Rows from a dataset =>
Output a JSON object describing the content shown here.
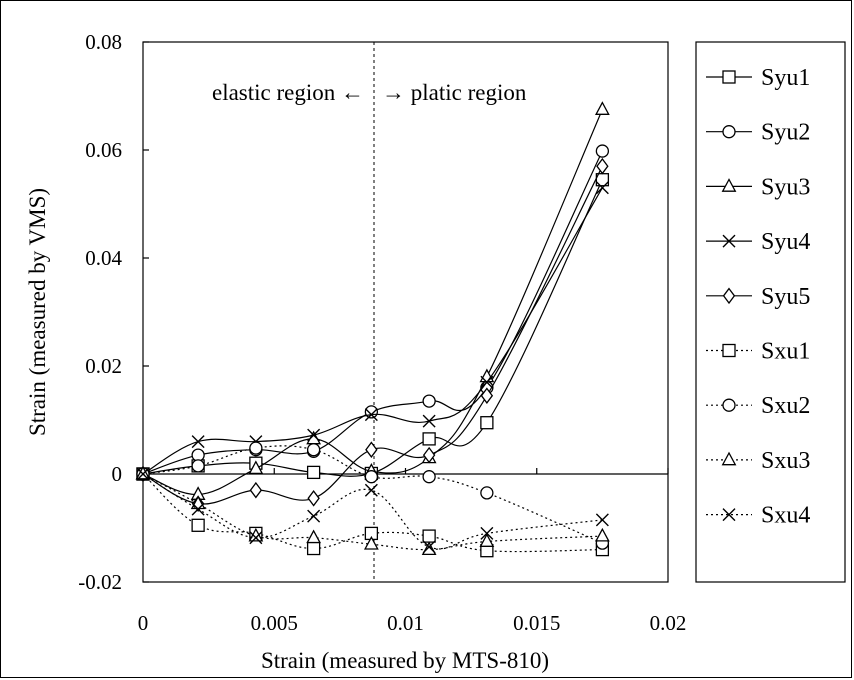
{
  "chart_data": {
    "type": "line",
    "xlabel": "Strain (measured by MTS-810)",
    "ylabel": "Strain (measured by VMS)",
    "xlim": [
      0,
      0.02
    ],
    "ylim": [
      -0.02,
      0.08
    ],
    "x_ticks": [
      "0",
      "0.005",
      "0.01",
      "0.015",
      "0.02"
    ],
    "y_ticks": [
      "-0.02",
      "0",
      "0.02",
      "0.04",
      "0.06",
      "0.08"
    ],
    "grid": false,
    "legend_position": "right",
    "annotations": {
      "elastic": "elastic region ←",
      "plastic": "→ platic region",
      "divider_x": 0.0088
    },
    "x": [
      0,
      0.0021,
      0.0043,
      0.0065,
      0.0087,
      0.0109,
      0.0131,
      0.0175
    ],
    "series": [
      {
        "name": "Syu1",
        "marker": "square",
        "dash": "solid",
        "values": [
          0,
          0.0015,
          0.002,
          0.0003,
          0.0001,
          0.0065,
          0.0095,
          0.0545
        ]
      },
      {
        "name": "Syu2",
        "marker": "circle",
        "dash": "solid",
        "values": [
          0,
          0.0035,
          0.0045,
          0.0042,
          0.0115,
          0.0135,
          0.016,
          0.0598
        ]
      },
      {
        "name": "Syu3",
        "marker": "triangle",
        "dash": "solid",
        "values": [
          0,
          -0.0038,
          0.001,
          0.0065,
          0.0005,
          0.003,
          0.018,
          0.0675
        ]
      },
      {
        "name": "Syu4",
        "marker": "x",
        "dash": "solid",
        "values": [
          0,
          0.006,
          0.006,
          0.0072,
          0.011,
          0.0098,
          0.017,
          0.053
        ]
      },
      {
        "name": "Syu5",
        "marker": "diamond",
        "dash": "solid",
        "values": [
          0,
          -0.0055,
          -0.003,
          -0.0045,
          0.0045,
          0.0035,
          0.0145,
          0.057
        ]
      },
      {
        "name": "Sxu1",
        "marker": "square",
        "dash": "dotted",
        "values": [
          0,
          -0.0095,
          -0.011,
          -0.0138,
          -0.011,
          -0.0115,
          -0.0142,
          -0.014
        ]
      },
      {
        "name": "Sxu2",
        "marker": "circle",
        "dash": "dotted",
        "values": [
          0,
          0.0015,
          0.0048,
          0.0045,
          -0.0005,
          -0.0005,
          -0.0035,
          -0.0128
        ]
      },
      {
        "name": "Sxu3",
        "marker": "triangle",
        "dash": "dotted",
        "values": [
          0,
          -0.0055,
          -0.0115,
          -0.0118,
          -0.013,
          -0.014,
          -0.0125,
          -0.0115
        ]
      },
      {
        "name": "Sxu4",
        "marker": "x",
        "dash": "dotted",
        "values": [
          0,
          -0.0065,
          -0.0118,
          -0.0078,
          -0.003,
          -0.0135,
          -0.011,
          -0.0085
        ]
      }
    ]
  }
}
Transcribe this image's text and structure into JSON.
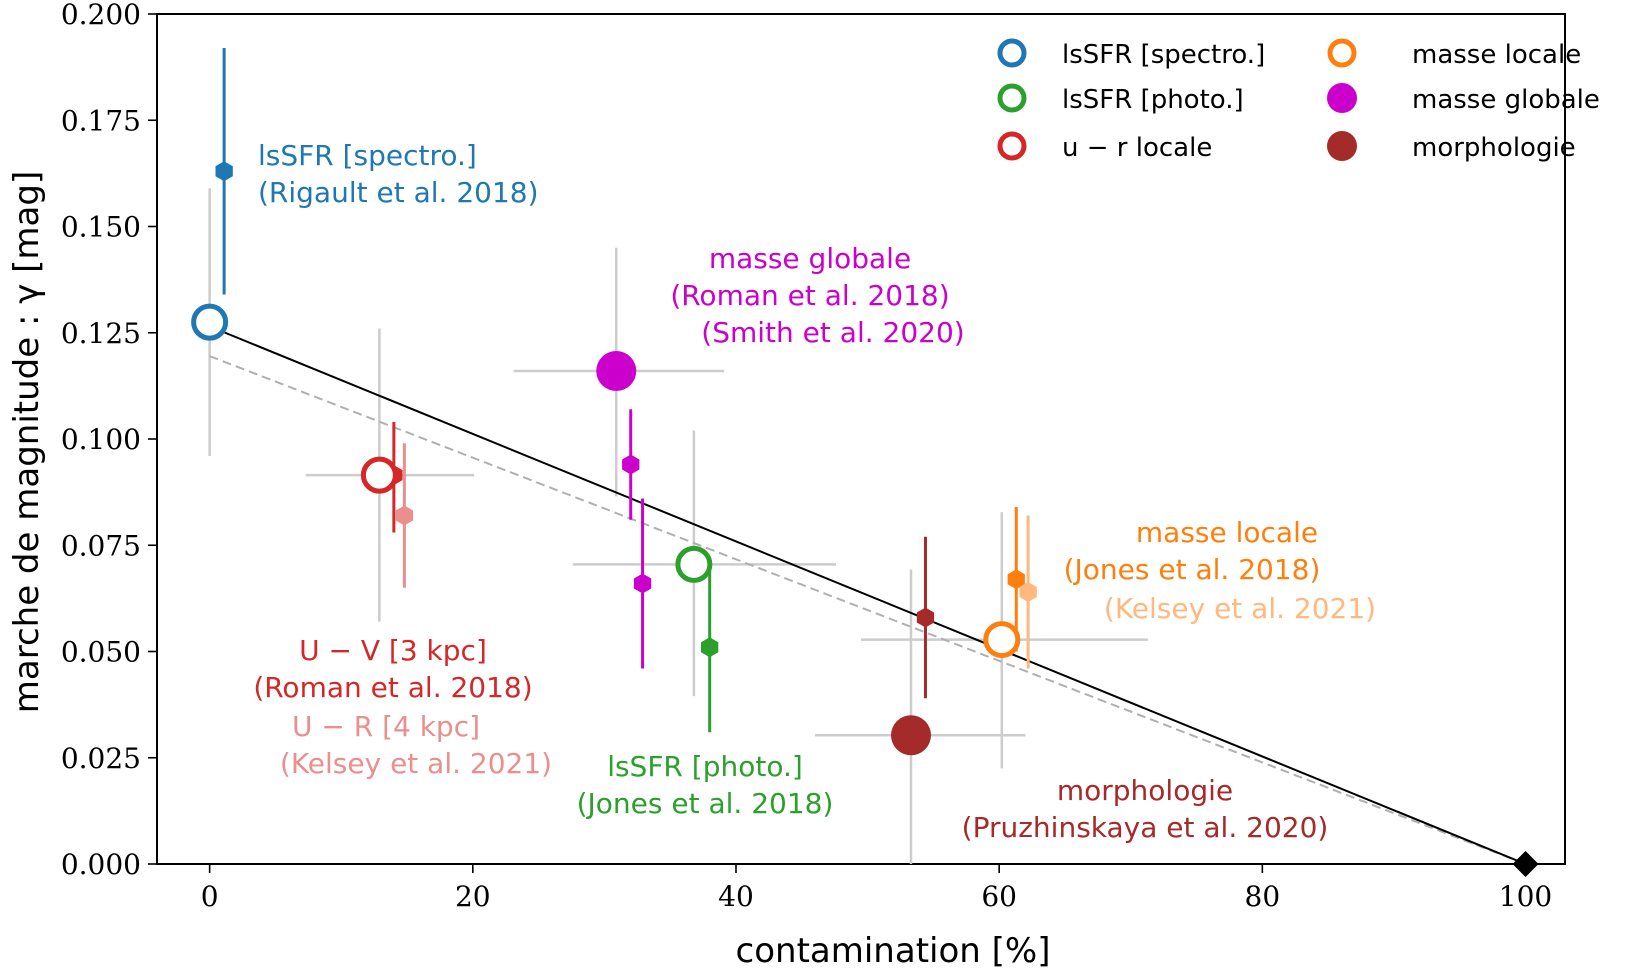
{
  "chart_data": {
    "type": "scatter",
    "xlabel": "contamination [%]",
    "ylabel": "marche de magnitude : γ [mag]",
    "xlim": [
      -4,
      103
    ],
    "ylim": [
      0,
      0.2
    ],
    "x_ticks": [
      0,
      20,
      40,
      60,
      80,
      100
    ],
    "x_tick_labels": [
      "0",
      "20",
      "40",
      "60",
      "80",
      "100"
    ],
    "y_ticks": [
      0,
      0.025,
      0.05,
      0.075,
      0.1,
      0.125,
      0.15,
      0.175,
      0.2
    ],
    "y_tick_labels": [
      "0.000",
      "0.025",
      "0.050",
      "0.075",
      "0.100",
      "0.125",
      "0.150",
      "0.175",
      "0.200"
    ],
    "grid": false,
    "legend_position": "top-right",
    "colors": {
      "lssfr_spectro": "#1f77b4",
      "lssfr_photo": "#2ca02c",
      "ur_locale": "#d62728",
      "ur_light": "#eb8e8e",
      "masse_locale": "#ff7f0e",
      "masse_locale_light": "#ffb87e",
      "masse_globale": "#cc00cc",
      "morphologie": "#a52a2a",
      "gray_err": "#cccccc",
      "fit_line": "#000000",
      "dashed_line": "#b0b0b0"
    },
    "fit_line": {
      "x": [
        0,
        100
      ],
      "y": [
        0.1265,
        0.0
      ]
    },
    "dashed_line": {
      "x": [
        0,
        100
      ],
      "y": [
        0.1195,
        0.0
      ]
    },
    "anchor_point": {
      "x": 100,
      "y": 0.0,
      "marker": "diamond"
    },
    "legend": [
      {
        "label": "lsSFR [spectro.]",
        "color": "#1f77b4",
        "filled": false
      },
      {
        "label": "lsSFR [photo.]",
        "color": "#2ca02c",
        "filled": false
      },
      {
        "label": "u − r locale",
        "color": "#d62728",
        "filled": false
      },
      {
        "label": "masse locale",
        "color": "#ff7f0e",
        "filled": false
      },
      {
        "label": "masse globale",
        "color": "#cc00cc",
        "filled": true
      },
      {
        "label": "morphologie",
        "color": "#a52a2a",
        "filled": true
      }
    ],
    "main_points": [
      {
        "name": "lsSFR [spectro.]",
        "color": "#1f77b4",
        "filled": false,
        "x": 0,
        "y": 0.1275,
        "xerr": [
          0,
          0
        ],
        "yerr": [
          0.096,
          0.159
        ]
      },
      {
        "name": "u − r locale",
        "color": "#d62728",
        "filled": false,
        "x": 12.9,
        "y": 0.0915,
        "xerr": [
          7.3,
          20.1
        ],
        "yerr": [
          0.057,
          0.126
        ]
      },
      {
        "name": "masse globale",
        "color": "#cc00cc",
        "filled": true,
        "x": 30.9,
        "y": 0.116,
        "xerr": [
          23.1,
          39.1
        ],
        "yerr": [
          0.0865,
          0.145
        ]
      },
      {
        "name": "lsSFR [photo.]",
        "color": "#2ca02c",
        "filled": false,
        "x": 36.8,
        "y": 0.0705,
        "xerr": [
          27.6,
          47.6
        ],
        "yerr": [
          0.0395,
          0.102
        ]
      },
      {
        "name": "morphologie",
        "color": "#a52a2a",
        "filled": true,
        "x": 53.3,
        "y": 0.0303,
        "xerr": [
          46.0,
          62.0
        ],
        "yerr": [
          0.0,
          0.0693
        ]
      },
      {
        "name": "masse locale",
        "color": "#ff7f0e",
        "filled": false,
        "x": 60.2,
        "y": 0.0528,
        "xerr": [
          49.5,
          71.3
        ],
        "yerr": [
          0.0225,
          0.0828
        ]
      }
    ],
    "studies": [
      {
        "color": "#1f77b4",
        "x": 1.1,
        "y": 0.163,
        "yerr": [
          0.134,
          0.192
        ]
      },
      {
        "color": "#d62728",
        "x": 14.0,
        "y": 0.0915,
        "yerr": [
          0.078,
          0.104
        ]
      },
      {
        "color": "#eb8e8e",
        "x": 14.8,
        "y": 0.082,
        "yerr": [
          0.065,
          0.099
        ]
      },
      {
        "color": "#cc00cc",
        "x": 32.0,
        "y": 0.094,
        "yerr": [
          0.081,
          0.107
        ]
      },
      {
        "color": "#cc00cc",
        "x": 32.9,
        "y": 0.066,
        "yerr": [
          0.046,
          0.086
        ]
      },
      {
        "color": "#2ca02c",
        "x": 38.0,
        "y": 0.051,
        "yerr": [
          0.031,
          0.071
        ]
      },
      {
        "color": "#a52a2a",
        "x": 54.4,
        "y": 0.058,
        "yerr": [
          0.039,
          0.077
        ]
      },
      {
        "color": "#ff7f0e",
        "x": 61.3,
        "y": 0.067,
        "yerr": [
          0.05,
          0.084
        ]
      },
      {
        "color": "#ffb87e",
        "x": 62.2,
        "y": 0.064,
        "yerr": [
          0.046,
          0.082
        ]
      }
    ],
    "annotations": [
      {
        "lines": [
          "lsSFR [spectro.]",
          "(Rigault et al. 2018)"
        ],
        "color": "#1f77b4"
      },
      {
        "lines": [
          "masse globale",
          "(Roman et al. 2018)",
          "(Smith et al. 2020)"
        ],
        "color": "#cc00cc"
      },
      {
        "lines": [
          "U − V [3 kpc]",
          "(Roman et al. 2018)"
        ],
        "color": "#d62728"
      },
      {
        "lines": [
          "U − R [4 kpc]",
          "(Kelsey et al. 2021)"
        ],
        "color": "#eb8e8e"
      },
      {
        "lines": [
          "lsSFR [photo.]",
          "(Jones et al. 2018)"
        ],
        "color": "#2ca02c"
      },
      {
        "lines": [
          "masse locale",
          "(Jones et al. 2018)"
        ],
        "color": "#ff7f0e"
      },
      {
        "lines": [
          "(Kelsey et al. 2021)"
        ],
        "color": "#ffb87e"
      },
      {
        "lines": [
          "morphologie",
          "(Pruzhinskaya et al. 2020)"
        ],
        "color": "#a52a2a"
      }
    ]
  }
}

SET TASK => From the records above, pick out and copy each line holding the word "xlabel".

WRITTEN ANSWER =>
    "xlabel": "Strain (measured by MTS-810)",
    "xlabel": "contamination [%]",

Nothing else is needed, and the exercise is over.